What to work on: Give the entries back exactly, dropping each image.

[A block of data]

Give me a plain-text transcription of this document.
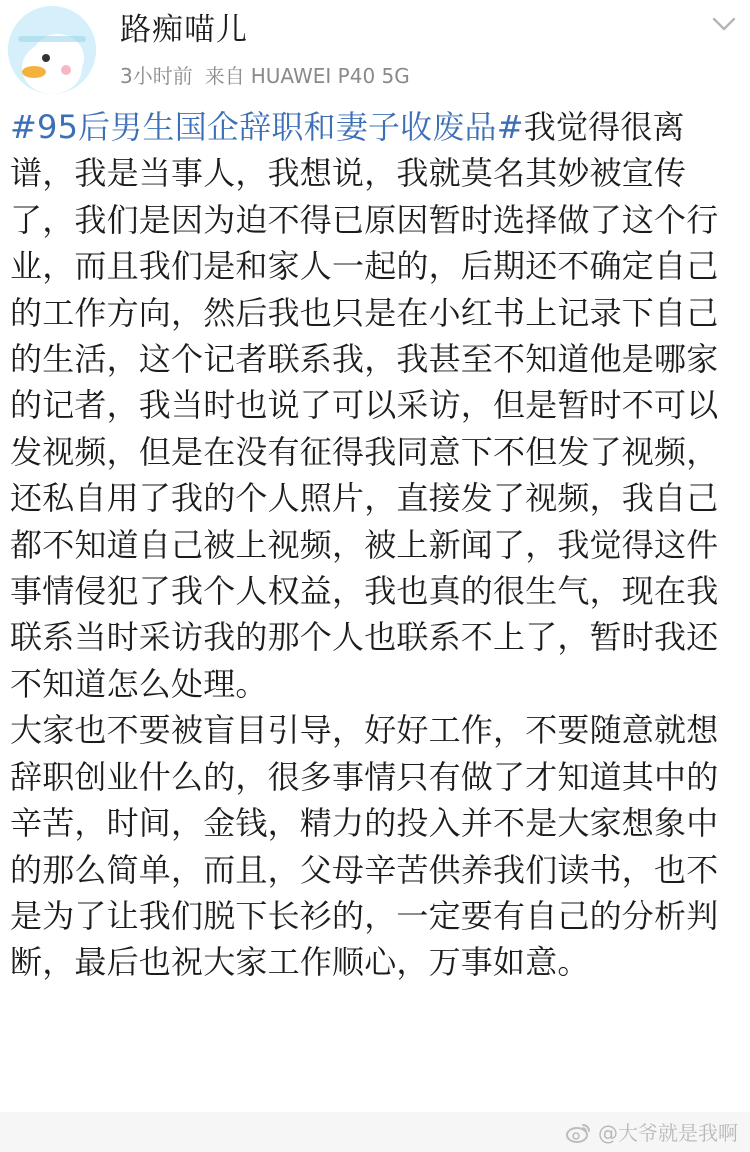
路痴喵儿
3小时前 来自 HUAWEI P40 5G

#95后男生国企辞职和妻子收废品#我觉得很离谱，我是当事人，我想说，我就莫名其妙被宣传了，我们是因为迫不得已原因暂时选择做了这个行业，而且我们是和家人一起的，后期还不确定自己的工作方向，然后我也只是在小红书上记录下自己的生活，这个记者联系我，我甚至不知道他是哪家的记者，我当时也说了可以采访，但是暂时不可以发视频，但是在没有征得我同意下不但发了视频，还私自用了我的个人照片，直接发了视频，我自己都不知道自己被上视频，被上新闻了，我觉得这件事情侵犯了我个人权益，我也真的很生气，现在我联系当时采访我的那个人也联系不上了，暂时我还不知道怎么处理。

大家也不要被盲目引导，好好工作，不要随意就想辞职创业什么的，很多事情只有做了才知道其中的辛苦，时间，金钱，精力的投入并不是大家想象中的那么简单，而且，父母辛苦供养我们读书，也不是为了让我们脱下长衫的，一定要有自己的分析判断，最后也祝大家工作顺心，万事如意。

@大爷就是我啊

Result:
Give me a plain-text transcription of this document.
路痴喵儿
3小时前 来自 HUAWEI P40 5G

#95后男生国企辞职和妻子收废品#我觉得很离谱，我是当事人，我想说，我就莫名其妙被宣传了，我们是因为迫不得已原因暂时选择做了这个行业，而且我们是和家人一起的，后期还不确定自己的工作方向，然后我也只是在小红书上记录下自己的生活，这个记者联系我，我甚至不知道他是哪家的记者，我当时也说了可以采访，但是暂时不可以发视频，但是在没有征得我同意下不但发了视频，还私自用了我的个人照片，直接发了视频，我自己都不知道自己被上视频，被上新闻了，我觉得这件事情侵犯了我个人权益，我也真的很生气，现在我联系当时采访我的那个人也联系不上了，暂时我还不知道怎么处理。

大家也不要被盲目引导，好好工作，不要随意就想辞职创业什么的，很多事情只有做了才知道其中的辛苦，时间，金钱，精力的投入并不是大家想象中的那么简单，而且，父母辛苦供养我们读书，也不是为了让我们脱下长衫的，一定要有自己的分析判断，最后也祝大家工作顺心，万事如意。

@大爷就是我啊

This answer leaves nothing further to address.